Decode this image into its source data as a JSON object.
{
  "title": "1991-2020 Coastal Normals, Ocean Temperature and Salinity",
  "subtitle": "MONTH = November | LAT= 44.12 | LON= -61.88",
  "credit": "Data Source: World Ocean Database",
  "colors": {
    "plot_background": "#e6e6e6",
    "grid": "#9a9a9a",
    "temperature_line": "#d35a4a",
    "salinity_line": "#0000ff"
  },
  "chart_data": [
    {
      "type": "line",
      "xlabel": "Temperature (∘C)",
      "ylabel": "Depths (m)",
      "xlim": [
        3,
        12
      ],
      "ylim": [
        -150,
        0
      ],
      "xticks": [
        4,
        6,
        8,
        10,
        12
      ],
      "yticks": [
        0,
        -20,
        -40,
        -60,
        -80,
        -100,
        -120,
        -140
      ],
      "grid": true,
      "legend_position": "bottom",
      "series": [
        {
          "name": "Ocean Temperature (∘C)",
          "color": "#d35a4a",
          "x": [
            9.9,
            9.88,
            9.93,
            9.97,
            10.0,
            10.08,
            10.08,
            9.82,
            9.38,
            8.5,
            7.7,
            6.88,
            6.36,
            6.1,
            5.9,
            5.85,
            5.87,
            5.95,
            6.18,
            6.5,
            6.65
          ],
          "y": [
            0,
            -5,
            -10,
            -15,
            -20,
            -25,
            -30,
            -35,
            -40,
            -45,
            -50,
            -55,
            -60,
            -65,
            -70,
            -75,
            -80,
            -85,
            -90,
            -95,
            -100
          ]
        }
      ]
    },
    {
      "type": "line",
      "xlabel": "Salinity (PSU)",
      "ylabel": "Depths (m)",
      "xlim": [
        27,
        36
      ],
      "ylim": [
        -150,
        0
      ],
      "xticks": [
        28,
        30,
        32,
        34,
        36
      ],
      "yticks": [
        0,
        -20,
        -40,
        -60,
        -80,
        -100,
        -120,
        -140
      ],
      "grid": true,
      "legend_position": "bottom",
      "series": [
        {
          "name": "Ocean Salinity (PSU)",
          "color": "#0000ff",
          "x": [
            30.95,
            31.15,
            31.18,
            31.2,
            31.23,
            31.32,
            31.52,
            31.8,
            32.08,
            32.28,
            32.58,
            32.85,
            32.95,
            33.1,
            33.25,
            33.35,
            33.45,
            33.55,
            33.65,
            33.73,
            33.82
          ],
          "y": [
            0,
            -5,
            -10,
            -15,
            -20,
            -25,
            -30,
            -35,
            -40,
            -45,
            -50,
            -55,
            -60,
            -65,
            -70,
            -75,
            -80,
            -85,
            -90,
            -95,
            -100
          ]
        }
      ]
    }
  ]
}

......

PROMPT: Report each line in the data that holds the word "name".

OUTPUT BELOW:
          "name": "Ocean Temperature (∘C)",
          "name": "Ocean Salinity (PSU)",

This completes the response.